(Records contained in a dataset)
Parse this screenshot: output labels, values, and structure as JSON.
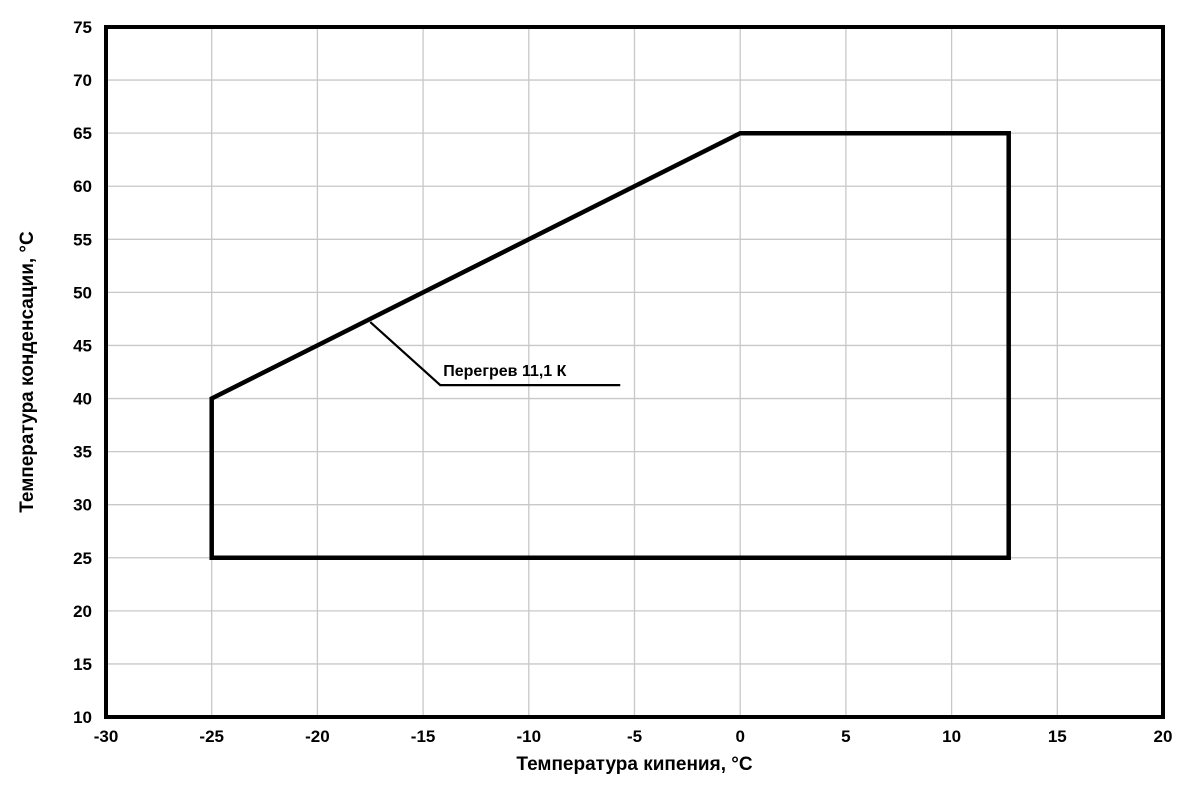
{
  "chart_data": {
    "type": "line",
    "title": "",
    "xlabel": "Температура кипения, °С",
    "ylabel": "Температура конденсации, °С",
    "xlim": [
      -30,
      20
    ],
    "ylim": [
      10,
      75
    ],
    "xticks": [
      -30,
      -25,
      -20,
      -15,
      -10,
      -5,
      0,
      5,
      10,
      15,
      20
    ],
    "yticks": [
      10,
      15,
      20,
      25,
      30,
      35,
      40,
      45,
      50,
      55,
      60,
      65,
      70,
      75
    ],
    "grid": true,
    "series": [
      {
        "closed": true,
        "color": "#000000",
        "points": [
          {
            "x": -25,
            "y": 25
          },
          {
            "x": -25,
            "y": 40
          },
          {
            "x": 0,
            "y": 65
          },
          {
            "x": 12.7,
            "y": 65
          },
          {
            "x": 12.7,
            "y": 25
          }
        ]
      }
    ],
    "annotations": [
      {
        "text": "Перегрев 11,1 К",
        "x": -17.5,
        "y": 47.2
      }
    ]
  }
}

Exercise aim >> Find the string "Температура" in the listing and return every line that holds it.

Solved exercise >>
    "xlabel": "Температура кипения, °С",
    "ylabel": "Температура конденсации, °С",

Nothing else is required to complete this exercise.